- **Written request**: Write out the material again exactly, please, and omit the pictures.

- **Dataset entries**:
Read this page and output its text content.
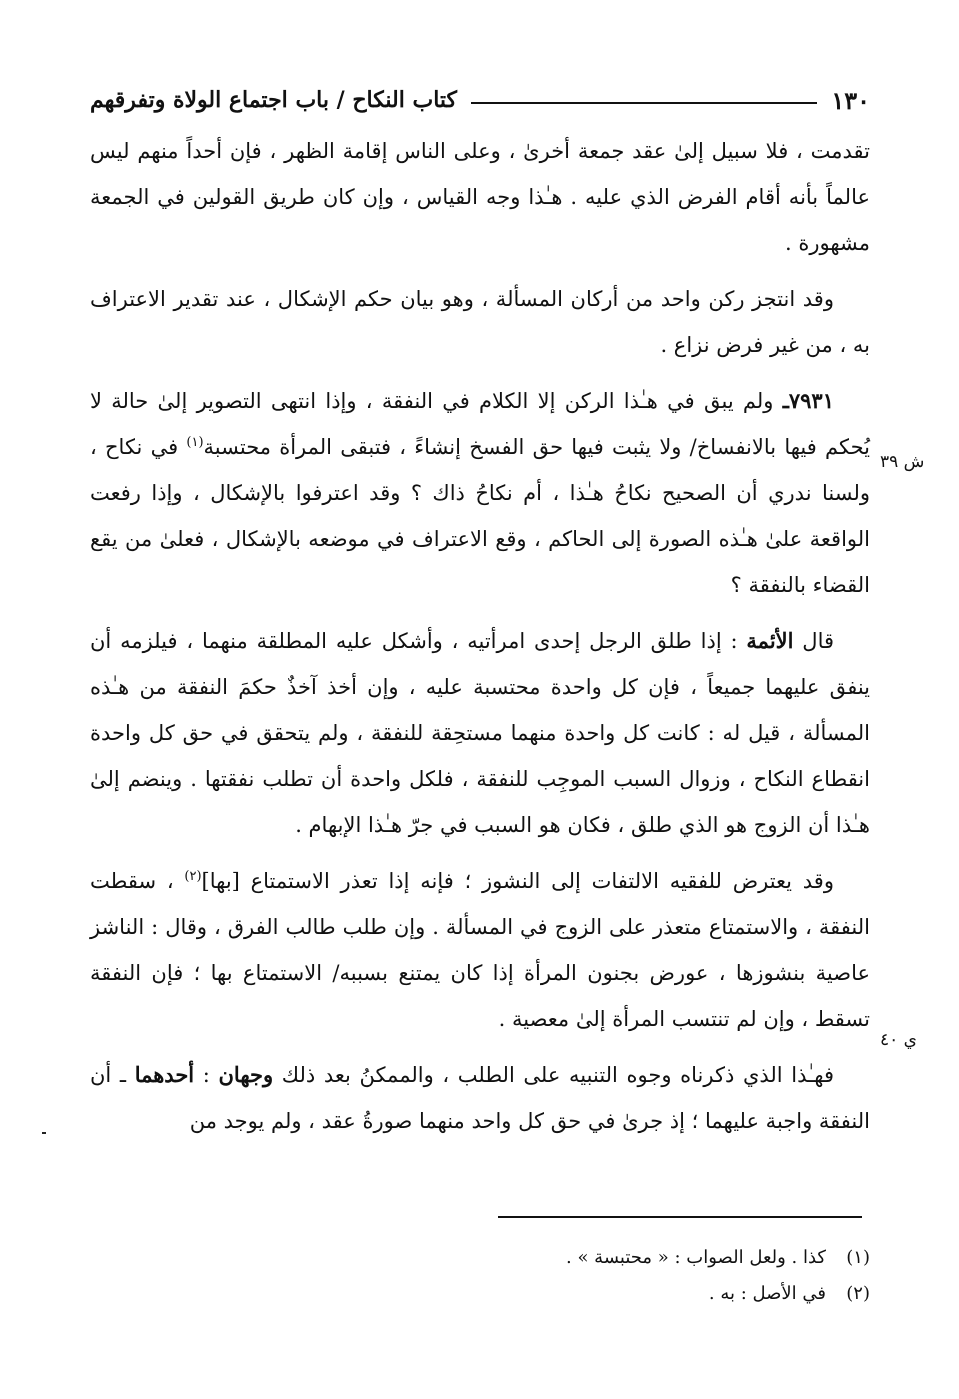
١٣٠
كتاب النكاح / باب اجتماع الولاة وتفرقهم

تقدمت ، فلا سبيل إلىٰ عقد جمعة أخرىٰ ، وعلى الناس إقامة الظهر ، فإن أحداً منهم ليس عالماً بأنه أقام الفرض الذي عليه . هـٰذا وجه القياس ، وإن كان طريق القولين في الجمعة مشهورة .

وقد انتجز ركن واحد من أركان المسألة ، وهو بيان حكم الإشكال ، عند تقدير الاعتراف به ، من غير فرض نزاع .

٧٩٣١ـ ولم يبق في هـٰذا الركن إلا الكلام في النفقة ، وإذا انتهى التصوير إلىٰ حالة لا يُحكم فيها بالانفساخ/ ولا يثبت فيها حق الفسخ إنشاءً ، فتبقى المرأة محتسبة$^{(١)}$ في نكاح ، ولسنا ندري أن الصحيح نكاحُ هـٰذا ، أم نكاحُ ذاك ؟ وقد اعترفوا بالإشكال ، وإذا رفعت الواقعة علىٰ هـٰذه الصورة إلى الحاكم ، وقع الاعتراف في موضعه بالإشكال ، فعلىٰ من يقع القضاء بالنفقة ؟

قال الأئمة : إذا طلق الرجل إحدى امرأتيه ، وأشكل عليه المطلقة منهما ، فيلزمه أن ينفق عليهما جميعاً ، فإن كل واحدة محتسبة عليه ، وإن أخذ آخذٌ حكمَ النفقة من هـٰذه المسألة ، قيل له : كانت كل واحدة منهما مستحِقة للنفقة ، ولم يتحقق في حق كل واحدة انقطاع النكاح ، وزوال السبب الموجِب للنفقة ، فلكل واحدة أن تطلب نفقتها . وينضم إلىٰ هـٰذا أن الزوج هو الذي طلق ، فكان هو السبب في جرّ هـٰذا الإبهام .

وقد يعترض للفقيه الالتفات إلى النشوز ؛ فإنه إذا تعذر الاستمتاع [بها]$^{(٢)}$ ، سقطت النفقة ، والاستمتاع متعذر على الزوج في المسألة . وإن طلب طالب الفرق ، وقال : الناشز عاصية بنشوزها ، عورض بجنون المرأة إذا كان يمتنع بسببه/ الاستمتاع بها ؛ فإن النفقة تسقط ، وإن لم تنتسب المرأة إلىٰ معصية .

فهـٰذا الذي ذكرناه وجوه التنبيه على الطلب ، والممكنُ بعد ذلك وجهان : أحدهما ـ أن النفقة واجبة عليهما ؛ إذ جرىٰ في حق كل واحد منهما صورةُ عقد ، ولم يوجد من

ش ٣٩
ي ٤٠

(١)كذا . ولعل الصواب : « محتبسة » .

(٢)في الأصل : به .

- **Solved exercise**:
Read this page and output its text content.
١٣٠
كتاب النكاح / باب اجتماع الولاة وتفرقهم

تقدمت ، فلا سبيل إلىٰ عقد جمعة أخرىٰ ، وعلى الناس إقامة الظهر ، فإن أحداً منهم ليس عالماً بأنه أقام الفرض الذي عليه . هـٰذا وجه القياس ، وإن كان طريق القولين في الجمعة مشهورة .

وقد انتجز ركن واحد من أركان المسألة ، وهو بيان حكم الإشكال ، عند تقدير الاعتراف به ، من غير فرض نزاع .

٧٩٣١ـ ولم يبق في هـٰذا الركن إلا الكلام في النفقة ، وإذا انتهى التصوير إلىٰ حالة لا يُحكم فيها بالانفساخ/ ولا يثبت فيها حق الفسخ إنشاءً ، فتبقى المرأة محتسبة$^{(١)}$ في نكاح ، ولسنا ندري أن الصحيح نكاحُ هـٰذا ، أم نكاحُ ذاك ؟ وقد اعترفوا بالإشكال ، وإذا رفعت الواقعة علىٰ هـٰذه الصورة إلى الحاكم ، وقع الاعتراف في موضعه بالإشكال ، فعلىٰ من يقع القضاء بالنفقة ؟

قال الأئمة : إذا طلق الرجل إحدى امرأتيه ، وأشكل عليه المطلقة منهما ، فيلزمه أن ينفق عليهما جميعاً ، فإن كل واحدة محتسبة عليه ، وإن أخذ آخذٌ حكمَ النفقة من هـٰذه المسألة ، قيل له : كانت كل واحدة منهما مستحِقة للنفقة ، ولم يتحقق في حق كل واحدة انقطاع النكاح ، وزوال السبب الموجِب للنفقة ، فلكل واحدة أن تطلب نفقتها . وينضم إلىٰ هـٰذا أن الزوج هو الذي طلق ، فكان هو السبب في جرّ هـٰذا الإبهام .

وقد يعترض للفقيه الالتفات إلى النشوز ؛ فإنه إذا تعذر الاستمتاع [بها]$^{(٢)}$ ، سقطت النفقة ، والاستمتاع متعذر على الزوج في المسألة . وإن طلب طالب الفرق ، وقال : الناشز عاصية بنشوزها ، عورض بجنون المرأة إذا كان يمتنع بسببه/ الاستمتاع بها ؛ فإن النفقة تسقط ، وإن لم تنتسب المرأة إلىٰ معصية .

فهـٰذا الذي ذكرناه وجوه التنبيه على الطلب ، والممكنُ بعد ذلك وجهان : أحدهما ـ أن النفقة واجبة عليهما ؛ إذ جرىٰ في حق كل واحد منهما صورةُ عقد ، ولم يوجد من

ش ٣٩
ي ٤٠

(١)كذا . ولعل الصواب : « محتبسة » .

(٢)في الأصل : به .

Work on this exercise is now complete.